Your answer should be a single number: the count of lines in the material below that hold "والمسائلة".

> _Raw data_
>> begin
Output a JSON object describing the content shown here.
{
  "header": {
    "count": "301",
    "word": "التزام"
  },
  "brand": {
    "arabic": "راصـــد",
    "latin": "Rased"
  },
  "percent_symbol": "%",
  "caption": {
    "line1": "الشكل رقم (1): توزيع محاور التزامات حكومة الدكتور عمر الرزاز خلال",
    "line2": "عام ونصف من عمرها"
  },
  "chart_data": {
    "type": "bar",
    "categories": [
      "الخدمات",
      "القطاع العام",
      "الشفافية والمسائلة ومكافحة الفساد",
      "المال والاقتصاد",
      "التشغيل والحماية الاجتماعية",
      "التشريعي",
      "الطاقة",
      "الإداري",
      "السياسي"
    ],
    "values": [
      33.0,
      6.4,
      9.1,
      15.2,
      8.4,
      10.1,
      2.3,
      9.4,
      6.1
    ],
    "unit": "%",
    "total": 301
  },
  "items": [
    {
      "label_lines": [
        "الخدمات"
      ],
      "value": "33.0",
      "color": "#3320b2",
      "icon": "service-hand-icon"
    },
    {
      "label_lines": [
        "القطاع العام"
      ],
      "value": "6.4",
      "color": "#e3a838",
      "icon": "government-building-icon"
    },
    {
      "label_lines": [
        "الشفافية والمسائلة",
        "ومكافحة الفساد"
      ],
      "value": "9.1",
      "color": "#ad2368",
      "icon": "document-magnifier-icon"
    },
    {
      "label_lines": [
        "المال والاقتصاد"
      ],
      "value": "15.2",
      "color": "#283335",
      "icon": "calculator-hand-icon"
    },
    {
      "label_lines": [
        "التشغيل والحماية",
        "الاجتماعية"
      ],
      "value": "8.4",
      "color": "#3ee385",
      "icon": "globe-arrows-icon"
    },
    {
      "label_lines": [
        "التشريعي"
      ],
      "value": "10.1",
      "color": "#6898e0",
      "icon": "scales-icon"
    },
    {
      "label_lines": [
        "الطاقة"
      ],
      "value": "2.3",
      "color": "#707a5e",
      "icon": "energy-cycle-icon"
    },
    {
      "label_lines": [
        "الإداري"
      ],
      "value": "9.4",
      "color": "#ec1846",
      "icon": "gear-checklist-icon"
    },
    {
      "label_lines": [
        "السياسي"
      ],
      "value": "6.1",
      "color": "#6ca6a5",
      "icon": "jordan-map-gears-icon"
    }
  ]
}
>> end
> _Output for this exercise_
2